抜粋:
━━━━━━━━

切符売り場で「スコータイ」と言うと、「イレブン」と教えてくれる。11番乗り場でバスを待つ。行きはたいへんだったけど、帰りは大丈夫だろう。

しかし、実際はそう簡単にはいかなかった!
昼に出会った赤ん坊を抱いたおばさんがいたので、「今からスコータイに帰るんです」と言うと、「ついておいで」とターミナルのオフィスにぼくを連れて行って、中にいる眼鏡をかけたおじさんに何か話してくれた。
このおじさん、片言の日本語が話せる。

おじさん「もうバスいっぱいね~。次は6時10分
ぼく「え~
おじさん「こっちへ。5時10分のバス、60バーツ。ここに座って待つ

どこからかイスを持ってきて、窓口のそばに置いてぼくを座らせる。
さっきは6時10分までバスはないと言ったのに、今度は5時10分のバスに乗れという。さっぱりわからない!

しばらくして、おじさんがオフィスの窓から顔をのぞかせて、また話しかけてくる。
まだまだ
お水ある? ビールは?

どこまで本気なのか冗談なのか、よくわからない。
お水はあります」と応えると、
サービス」と言って、水のボトルを1本くれた。

━━━━━━━━

記録データ:
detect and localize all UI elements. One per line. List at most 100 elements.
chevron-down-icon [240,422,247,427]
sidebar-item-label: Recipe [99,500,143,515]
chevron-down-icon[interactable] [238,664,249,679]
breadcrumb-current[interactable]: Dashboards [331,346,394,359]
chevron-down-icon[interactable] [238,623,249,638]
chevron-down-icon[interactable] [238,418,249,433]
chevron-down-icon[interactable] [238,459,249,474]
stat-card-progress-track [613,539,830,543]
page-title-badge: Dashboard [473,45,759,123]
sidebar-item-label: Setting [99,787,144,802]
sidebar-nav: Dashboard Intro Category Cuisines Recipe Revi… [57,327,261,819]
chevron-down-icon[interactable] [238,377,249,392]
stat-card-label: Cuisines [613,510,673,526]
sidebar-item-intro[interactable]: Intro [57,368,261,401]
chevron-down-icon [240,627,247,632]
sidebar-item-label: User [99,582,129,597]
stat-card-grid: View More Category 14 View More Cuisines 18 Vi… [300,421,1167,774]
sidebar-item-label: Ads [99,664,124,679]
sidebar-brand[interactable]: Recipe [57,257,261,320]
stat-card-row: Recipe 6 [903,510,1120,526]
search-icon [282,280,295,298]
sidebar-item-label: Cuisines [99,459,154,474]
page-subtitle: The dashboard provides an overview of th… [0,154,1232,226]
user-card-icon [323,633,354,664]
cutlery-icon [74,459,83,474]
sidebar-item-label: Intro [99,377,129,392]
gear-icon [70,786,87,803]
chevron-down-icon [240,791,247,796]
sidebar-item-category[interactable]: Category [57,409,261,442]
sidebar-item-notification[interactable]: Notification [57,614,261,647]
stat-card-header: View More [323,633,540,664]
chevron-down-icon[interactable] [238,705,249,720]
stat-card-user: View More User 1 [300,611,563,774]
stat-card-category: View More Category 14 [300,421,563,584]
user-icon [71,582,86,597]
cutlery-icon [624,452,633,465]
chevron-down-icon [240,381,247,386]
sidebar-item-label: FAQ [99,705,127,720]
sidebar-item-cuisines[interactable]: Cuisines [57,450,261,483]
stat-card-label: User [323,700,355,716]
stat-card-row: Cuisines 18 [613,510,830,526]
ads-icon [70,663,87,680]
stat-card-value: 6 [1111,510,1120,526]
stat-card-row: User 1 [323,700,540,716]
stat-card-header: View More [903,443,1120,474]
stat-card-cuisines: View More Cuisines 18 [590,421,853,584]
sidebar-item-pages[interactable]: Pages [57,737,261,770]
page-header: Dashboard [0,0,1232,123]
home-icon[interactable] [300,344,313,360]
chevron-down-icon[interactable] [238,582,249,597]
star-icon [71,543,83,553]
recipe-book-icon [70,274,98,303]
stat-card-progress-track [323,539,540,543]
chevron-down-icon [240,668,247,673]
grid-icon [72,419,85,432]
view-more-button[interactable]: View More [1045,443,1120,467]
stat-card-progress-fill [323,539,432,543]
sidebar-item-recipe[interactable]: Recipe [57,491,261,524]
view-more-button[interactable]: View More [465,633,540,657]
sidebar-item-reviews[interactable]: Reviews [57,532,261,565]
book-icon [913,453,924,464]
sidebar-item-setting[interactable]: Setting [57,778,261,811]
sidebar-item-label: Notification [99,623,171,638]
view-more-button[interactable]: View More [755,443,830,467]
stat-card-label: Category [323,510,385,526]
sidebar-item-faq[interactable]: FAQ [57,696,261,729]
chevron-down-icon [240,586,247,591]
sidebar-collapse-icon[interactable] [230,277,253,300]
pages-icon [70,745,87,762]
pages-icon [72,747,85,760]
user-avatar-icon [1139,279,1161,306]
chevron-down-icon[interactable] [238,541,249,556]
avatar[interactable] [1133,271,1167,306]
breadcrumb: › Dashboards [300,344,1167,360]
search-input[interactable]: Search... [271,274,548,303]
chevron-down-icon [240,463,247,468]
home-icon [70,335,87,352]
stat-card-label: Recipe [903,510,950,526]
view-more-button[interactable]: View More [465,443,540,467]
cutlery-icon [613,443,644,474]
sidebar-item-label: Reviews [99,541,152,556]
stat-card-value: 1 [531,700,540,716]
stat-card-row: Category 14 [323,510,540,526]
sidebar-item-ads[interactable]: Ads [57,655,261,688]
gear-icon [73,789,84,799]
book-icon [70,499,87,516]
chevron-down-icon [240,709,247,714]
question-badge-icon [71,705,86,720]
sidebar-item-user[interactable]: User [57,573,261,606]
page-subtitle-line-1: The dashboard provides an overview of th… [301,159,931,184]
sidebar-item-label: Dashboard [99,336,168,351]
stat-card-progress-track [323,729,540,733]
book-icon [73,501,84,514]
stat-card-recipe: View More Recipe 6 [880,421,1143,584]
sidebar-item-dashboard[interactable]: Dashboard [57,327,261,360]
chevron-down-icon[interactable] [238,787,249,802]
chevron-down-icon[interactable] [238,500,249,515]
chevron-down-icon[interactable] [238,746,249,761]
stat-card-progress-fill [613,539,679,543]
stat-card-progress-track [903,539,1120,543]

━━━━━━━━

練習問題:
**1.** 抜粋のうち、「昼に出会った赤ん坊を抱いたお」で始まり「お水ある? ビールは?」で終わる部分を、一字も変えずに書き写してください。
**2.** 次の(a)〜(c)は抜粋の内容と合っていますか。それぞれ「はい」か「いいえ」で答え、判断の決め手となる抜粋の語句を引用してください。
(a) 筆者は11番乗り場でバスを待った。
(b) オフィスのおじさんは日本語をまったく話せなかった。
(c) おじさんは筆者に水のボトルをくれた。
**3.** 抜粋について、次の問いに答えてください。
(a) 切符売り場で教えられた乗り場は何番でしたか。
(b) オフィスの中にいたおじさんは何をかけていましたか。
(c) 5時10分のバスの料金はいくらでしたか。

問題の解答:
**1.**
昼に出会った赤ん坊を抱いたおばさんがいたので、「今からスコータイに帰るんです」と言うと、「ついておいで」とターミナルのオフィスにぼくを連れて行って、中にいる眼鏡をかけたおじさんに何か話してくれた。
このおじさん、片言の日本語が話せる。

おじさん「もうバスいっぱいね~。次は6時10分
ぼく「え~
おじさん「こっちへ。5時10分のバス、60バーツ。ここに座って待つ

どこからかイスを持ってきて、窓口のそばに置いてぼくを座らせる。
さっきは6時10分までバスはないと言ったのに、今度は5時10分のバスに乗れという。さっぱりわからない!

しばらくして、おじさんがオフィスの窓から顔をのぞかせて、また話しかけてくる。
まだまだ
お水ある? ビールは?

**2.**
(a) はい:「11番乗り場でバスを待つ」
(b) いいえ:「このおじさん、片言の日本語が話せる」
(c) はい:「水のボトルを1本くれた」

**3.**
(a) 11番
(b) 眼鏡
(c) 60バーツ